Collect every line that includes the string "title".

"""

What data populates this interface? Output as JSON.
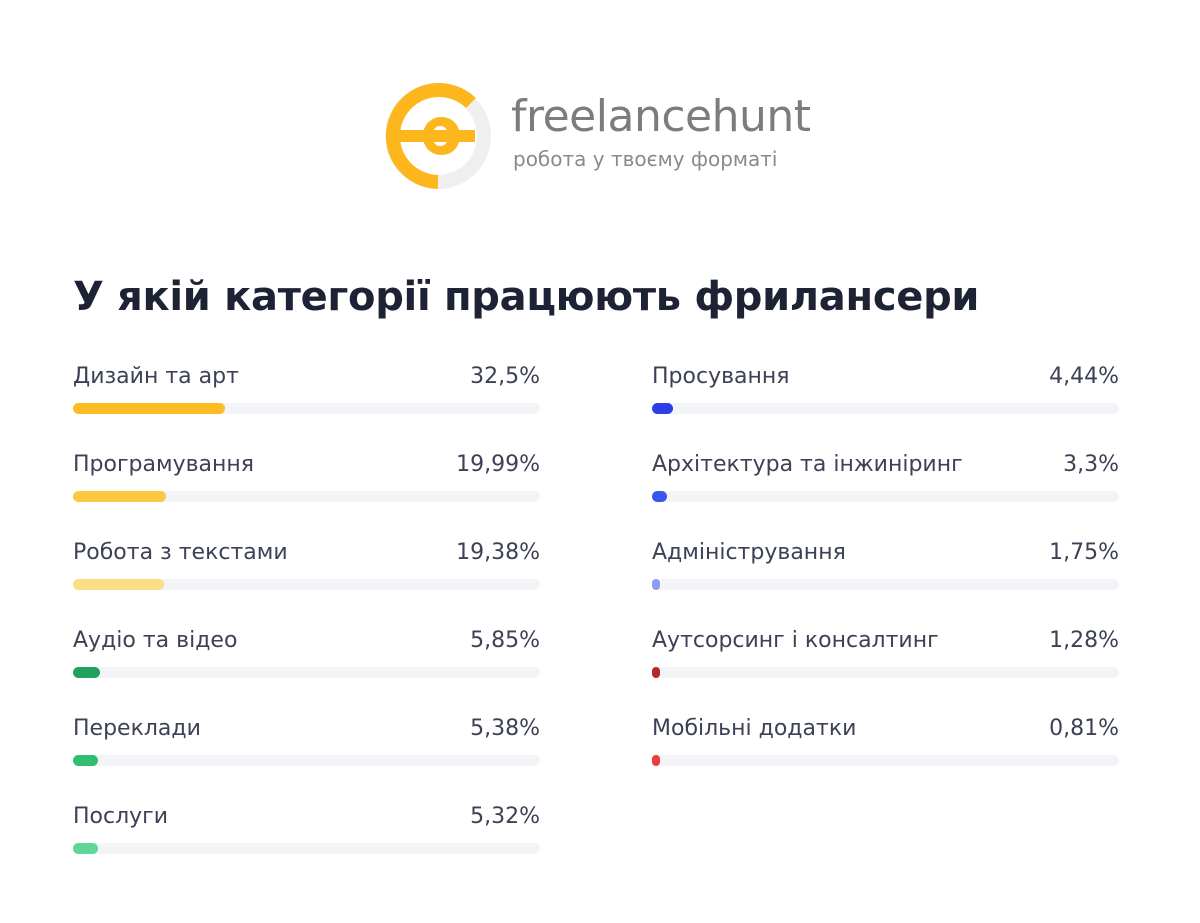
{
  "brand": {
    "name": "freelancehunt",
    "tagline": "робота у твоєму форматі",
    "logo_primary_color": "#FDB71D",
    "logo_secondary_color": "#EFEFEF",
    "text_color": "#7C7C7C"
  },
  "chart_data": {
    "type": "bar",
    "title": "У якій категорії працюють фрилансери",
    "xlim": [
      0,
      100
    ],
    "unit": "%",
    "bars": [
      {
        "label": "Дизайн та арт",
        "value": 32.5,
        "value_label": "32,5%",
        "color": "#FBBD22"
      },
      {
        "label": "Програмування",
        "value": 19.99,
        "value_label": "19,99%",
        "color": "#FBC844"
      },
      {
        "label": "Робота з текстами",
        "value": 19.38,
        "value_label": "19,38%",
        "color": "#F9DE86"
      },
      {
        "label": "Аудіо та відео",
        "value": 5.85,
        "value_label": "5,85%",
        "color": "#22A05D"
      },
      {
        "label": "Переклади",
        "value": 5.38,
        "value_label": "5,38%",
        "color": "#2FBE72"
      },
      {
        "label": "Послуги",
        "value": 5.32,
        "value_label": "5,32%",
        "color": "#5ED695"
      },
      {
        "label": "Просування",
        "value": 4.44,
        "value_label": "4,44%",
        "color": "#2B3FE6"
      },
      {
        "label": "Архітектура та інжиніринг",
        "value": 3.3,
        "value_label": "3,3%",
        "color": "#3B55EF"
      },
      {
        "label": "Адміністрування",
        "value": 1.75,
        "value_label": "1,75%",
        "color": "#8C9CF4"
      },
      {
        "label": "Аутсорсинг і консалтинг",
        "value": 1.28,
        "value_label": "1,28%",
        "color": "#B3282C"
      },
      {
        "label": "Мобільні додатки",
        "value": 0.81,
        "value_label": "0,81%",
        "color": "#EE3B3B"
      }
    ],
    "track_color": "#F3F4F8"
  }
}
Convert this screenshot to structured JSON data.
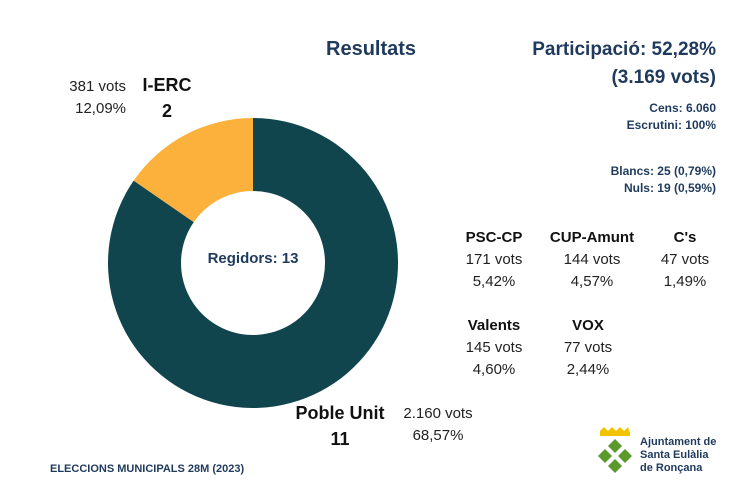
{
  "title": "Resultats",
  "participation": {
    "line1": "Participació: 52,28%",
    "line2": "(3.169 vots)",
    "cens": "Cens: 6.060",
    "escrutini": "Escrutini: 100%",
    "blancs": "Blancs: 25 (0,79%)",
    "nuls": "Nuls: 19 (0,59%)"
  },
  "chart_data": {
    "type": "pie",
    "style": "donut",
    "center_label": "Regidors: 13",
    "slices": [
      {
        "name": "Poble Unit",
        "seats": 11,
        "votes": "2.160 vots",
        "percent": "68,57%",
        "value": 68.57,
        "color": "#10454d"
      },
      {
        "name": "I-ERC",
        "seats": 2,
        "votes": "381 vots",
        "percent": "12,09%",
        "value": 12.09,
        "color": "#fbb13c"
      }
    ],
    "seat_values": [
      11,
      2
    ],
    "other_parties": [
      {
        "name": "PSC-CP",
        "votes": "171 vots",
        "percent": "5,42%"
      },
      {
        "name": "CUP-Amunt",
        "votes": "144 vots",
        "percent": "4,57%"
      },
      {
        "name": "C's",
        "votes": "47 vots",
        "percent": "1,49%"
      },
      {
        "name": "Valents",
        "votes": "145 vots",
        "percent": "4,60%"
      },
      {
        "name": "VOX",
        "votes": "77 vots",
        "percent": "2,44%"
      }
    ]
  },
  "labels": {
    "erc_name": "I-ERC",
    "erc_seats": "2",
    "erc_votes": "381 vots",
    "erc_percent": "12,09%",
    "pu_name": "Poble Unit",
    "pu_seats": "11",
    "pu_votes": "2.160 vots",
    "pu_percent": "68,57%"
  },
  "footer": "ELECCIONS MUNICIPALS 28M (2023)",
  "logo": {
    "line1": "Ajuntament de",
    "line2": "Santa Eulàlia",
    "line3": "de Ronçana"
  }
}
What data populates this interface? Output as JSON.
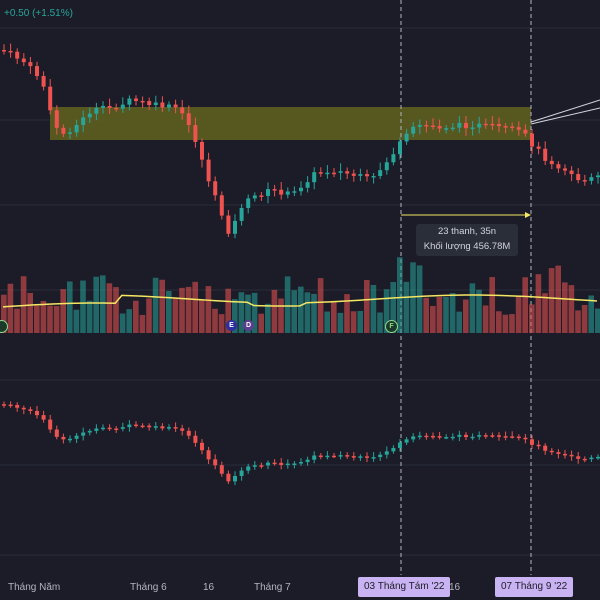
{
  "header": {
    "change_text": "+0.50 (+1.51%)"
  },
  "colors": {
    "up": "#26a69a",
    "down": "#ef5350",
    "ma": "#f5e663",
    "zone": "#7a7a1f",
    "highlight": "#c9b3f2"
  },
  "tooltip": {
    "line1": "23 thanh, 35n",
    "line2": "Khối lượng 456.78M"
  },
  "x_axis": {
    "labels": [
      "Tháng Năm",
      "Tháng 6",
      "16",
      "Tháng 7",
      "16"
    ],
    "highlight_labels": [
      "03 Tháng Tám '22",
      "07 Tháng 9 '22"
    ]
  },
  "events": [
    "E",
    "D",
    "F"
  ]
}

"""

* **EXPECTED ANSWER**
    "title": "У якій категорії працюють фрилансери",
  "title": "Resultats",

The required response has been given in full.